(Data extracted from a collection)
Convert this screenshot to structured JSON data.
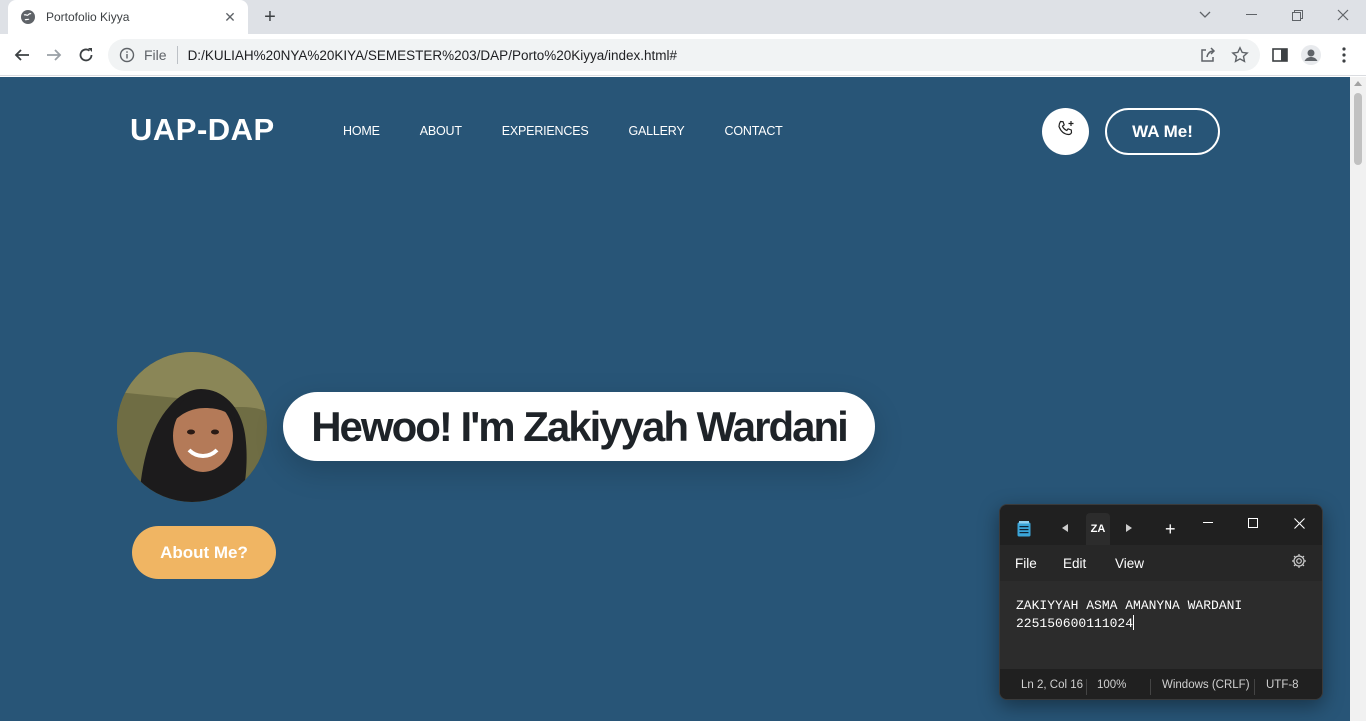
{
  "browser": {
    "tab_title": "Portofolio Kiyya",
    "url_scheme": "File",
    "url": "D:/KULIAH%20NYA%20KIYA/SEMESTER%203/DAP/Porto%20Kiyya/index.html#"
  },
  "site": {
    "brand": "UAP-DAP",
    "nav": [
      "HOME",
      "ABOUT",
      "EXPERIENCES",
      "GALLERY",
      "CONTACT"
    ],
    "wa_button": "WA Me!",
    "greeting": "Hewoo! I'm Zakiyyah Wardani",
    "about_button": "About Me?",
    "colors": {
      "background": "#285577",
      "accent": "#f0b563"
    }
  },
  "notepad": {
    "tab_label": "ZA",
    "menu": [
      "File",
      "Edit",
      "View"
    ],
    "lines": [
      "ZAKIYYAH ASMA AMANYNA WARDANI",
      "225150600111024"
    ],
    "status": {
      "position": "Ln 2, Col 16",
      "zoom": "100%",
      "line_ending": "Windows (CRLF)",
      "encoding": "UTF-8"
    }
  }
}
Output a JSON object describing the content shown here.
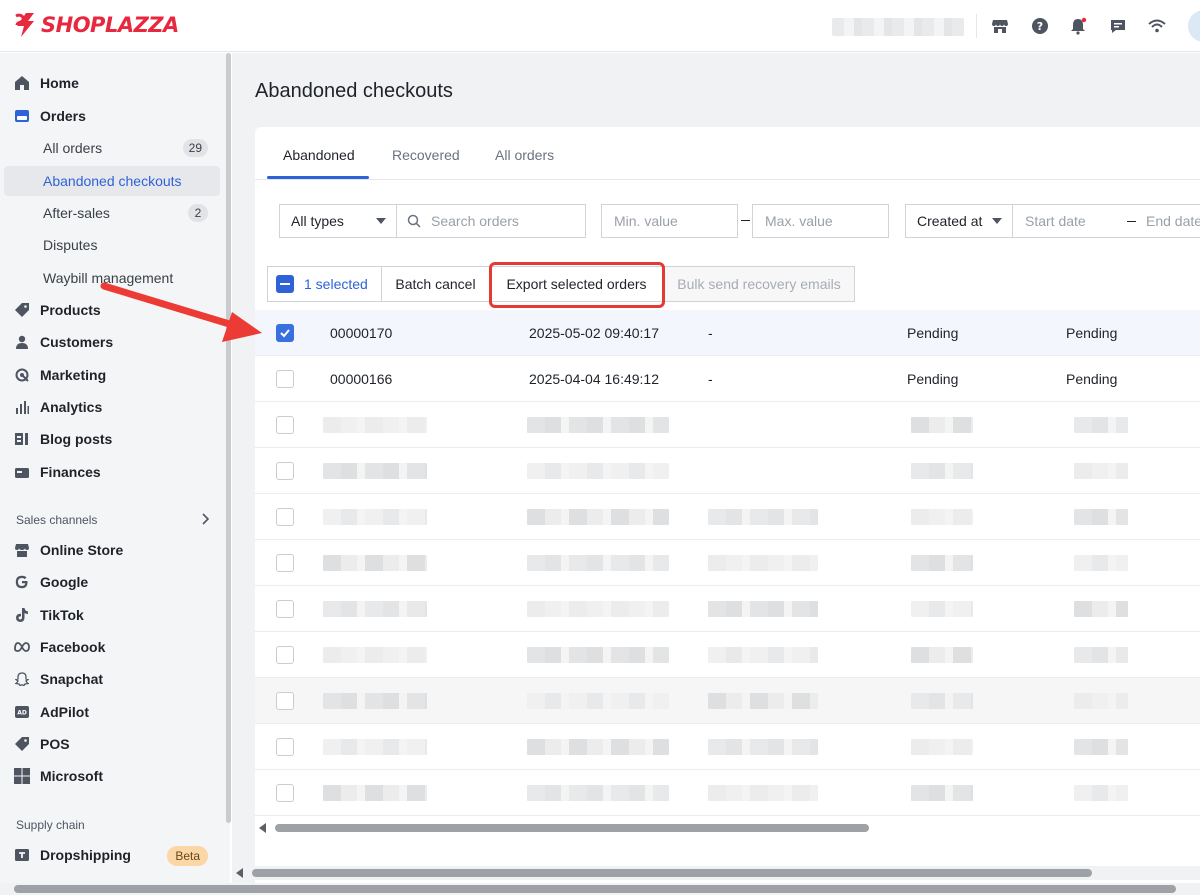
{
  "brand": {
    "name": "SHOPLAZZA",
    "color": "#e8283e"
  },
  "topbar": {
    "icons": [
      "store-icon",
      "help-icon",
      "bell-icon",
      "chat-icon",
      "wifi-icon"
    ]
  },
  "sidebar": {
    "items": [
      {
        "label": "Home",
        "icon": "home-icon"
      },
      {
        "label": "Orders",
        "icon": "orders-icon"
      },
      {
        "label": "All orders",
        "badge": "29"
      },
      {
        "label": "Abandoned checkouts"
      },
      {
        "label": "After-sales",
        "badge": "2"
      },
      {
        "label": "Disputes"
      },
      {
        "label": "Waybill management"
      },
      {
        "label": "Products",
        "icon": "tag-icon"
      },
      {
        "label": "Customers",
        "icon": "person-icon"
      },
      {
        "label": "Marketing",
        "icon": "marketing-icon"
      },
      {
        "label": "Analytics",
        "icon": "bar-chart-icon"
      },
      {
        "label": "Blog posts",
        "icon": "blog-icon"
      },
      {
        "label": "Finances",
        "icon": "finances-icon"
      }
    ],
    "sales_channels_label": "Sales channels",
    "channels": [
      {
        "label": "Online Store",
        "icon": "store-icon"
      },
      {
        "label": "Google",
        "icon": "google-icon"
      },
      {
        "label": "TikTok",
        "icon": "tiktok-icon"
      },
      {
        "label": "Facebook",
        "icon": "meta-icon"
      },
      {
        "label": "Snapchat",
        "icon": "snapchat-icon"
      },
      {
        "label": "AdPilot",
        "icon": "ad-icon"
      },
      {
        "label": "POS",
        "icon": "pos-tag-icon"
      },
      {
        "label": "Microsoft",
        "icon": "microsoft-icon"
      }
    ],
    "supply_chain_label": "Supply chain",
    "supply": [
      {
        "label": "Dropshipping",
        "icon": "dropshipping-icon",
        "badge": "Beta"
      }
    ]
  },
  "page": {
    "title": "Abandoned checkouts",
    "tabs": [
      "Abandoned",
      "Recovered",
      "All orders"
    ],
    "active_tab": "Abandoned",
    "filters": {
      "type_select": "All types",
      "search_placeholder": "Search orders",
      "min_placeholder": "Min. value",
      "max_placeholder": "Max. value",
      "date_select": "Created at",
      "start_placeholder": "Start date",
      "end_placeholder": "End date"
    },
    "batch": {
      "selected_label": "1 selected",
      "batch_cancel": "Batch cancel",
      "export_selected": "Export selected orders",
      "bulk_send": "Bulk send recovery emails"
    },
    "rows": [
      {
        "id": "00000170",
        "date": "2025-05-02 09:40:17",
        "contact": "-",
        "status1": "Pending",
        "status2": "Pending",
        "checked": true
      },
      {
        "id": "00000166",
        "date": "2025-04-04 16:49:12",
        "contact": "-",
        "status1": "Pending",
        "status2": "Pending",
        "checked": false
      }
    ],
    "blurred_row_count": 9
  },
  "colors": {
    "accent": "#2f62d8",
    "highlight": "#e53935",
    "arrow": "#ec3a35"
  }
}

● **DO THIS**: Repeat all of the data above word for word, minus the pictures.

● **FINAL RESULT**:
Convert this screenshot to structured JSON data.
{
  "browser": {
    "tab_title": "Portofolio Kiyya",
    "url_scheme": "File",
    "url": "D:/KULIAH%20NYA%20KIYA/SEMESTER%203/DAP/Porto%20Kiyya/index.html#"
  },
  "site": {
    "brand": "UAP-DAP",
    "nav": [
      "HOME",
      "ABOUT",
      "EXPERIENCES",
      "GALLERY",
      "CONTACT"
    ],
    "wa_button": "WA Me!",
    "greeting": "Hewoo! I'm Zakiyyah Wardani",
    "about_button": "About Me?",
    "colors": {
      "background": "#285577",
      "accent": "#f0b563"
    }
  },
  "notepad": {
    "tab_label": "ZA",
    "menu": [
      "File",
      "Edit",
      "View"
    ],
    "lines": [
      "ZAKIYYAH ASMA AMANYNA WARDANI",
      "225150600111024"
    ],
    "status": {
      "position": "Ln 2, Col 16",
      "zoom": "100%",
      "line_ending": "Windows (CRLF)",
      "encoding": "UTF-8"
    }
  }
}
Output a JSON object describing the content shown here.
{
  "brand": {
    "name": "SHOPLAZZA",
    "color": "#e8283e"
  },
  "topbar": {
    "icons": [
      "store-icon",
      "help-icon",
      "bell-icon",
      "chat-icon",
      "wifi-icon"
    ]
  },
  "sidebar": {
    "items": [
      {
        "label": "Home",
        "icon": "home-icon"
      },
      {
        "label": "Orders",
        "icon": "orders-icon"
      },
      {
        "label": "All orders",
        "badge": "29"
      },
      {
        "label": "Abandoned checkouts"
      },
      {
        "label": "After-sales",
        "badge": "2"
      },
      {
        "label": "Disputes"
      },
      {
        "label": "Waybill management"
      },
      {
        "label": "Products",
        "icon": "tag-icon"
      },
      {
        "label": "Customers",
        "icon": "person-icon"
      },
      {
        "label": "Marketing",
        "icon": "marketing-icon"
      },
      {
        "label": "Analytics",
        "icon": "bar-chart-icon"
      },
      {
        "label": "Blog posts",
        "icon": "blog-icon"
      },
      {
        "label": "Finances",
        "icon": "finances-icon"
      }
    ],
    "sales_channels_label": "Sales channels",
    "channels": [
      {
        "label": "Online Store",
        "icon": "store-icon"
      },
      {
        "label": "Google",
        "icon": "google-icon"
      },
      {
        "label": "TikTok",
        "icon": "tiktok-icon"
      },
      {
        "label": "Facebook",
        "icon": "meta-icon"
      },
      {
        "label": "Snapchat",
        "icon": "snapchat-icon"
      },
      {
        "label": "AdPilot",
        "icon": "ad-icon"
      },
      {
        "label": "POS",
        "icon": "pos-tag-icon"
      },
      {
        "label": "Microsoft",
        "icon": "microsoft-icon"
      }
    ],
    "supply_chain_label": "Supply chain",
    "supply": [
      {
        "label": "Dropshipping",
        "icon": "dropshipping-icon",
        "badge": "Beta"
      }
    ]
  },
  "page": {
    "title": "Abandoned checkouts",
    "tabs": [
      "Abandoned",
      "Recovered",
      "All orders"
    ],
    "active_tab": "Abandoned",
    "filters": {
      "type_select": "All types",
      "search_placeholder": "Search orders",
      "min_placeholder": "Min. value",
      "max_placeholder": "Max. value",
      "date_select": "Created at",
      "start_placeholder": "Start date",
      "end_placeholder": "End date"
    },
    "batch": {
      "selected_label": "1 selected",
      "batch_cancel": "Batch cancel",
      "export_selected": "Export selected orders",
      "bulk_send": "Bulk send recovery emails"
    },
    "rows": [
      {
        "id": "00000170",
        "date": "2025-05-02 09:40:17",
        "contact": "-",
        "status1": "Pending",
        "status2": "Pending",
        "checked": true
      },
      {
        "id": "00000166",
        "date": "2025-04-04 16:49:12",
        "contact": "-",
        "status1": "Pending",
        "status2": "Pending",
        "checked": false
      }
    ],
    "blurred_row_count": 9
  },
  "colors": {
    "accent": "#2f62d8",
    "highlight": "#e53935",
    "arrow": "#ec3a35"
  }
}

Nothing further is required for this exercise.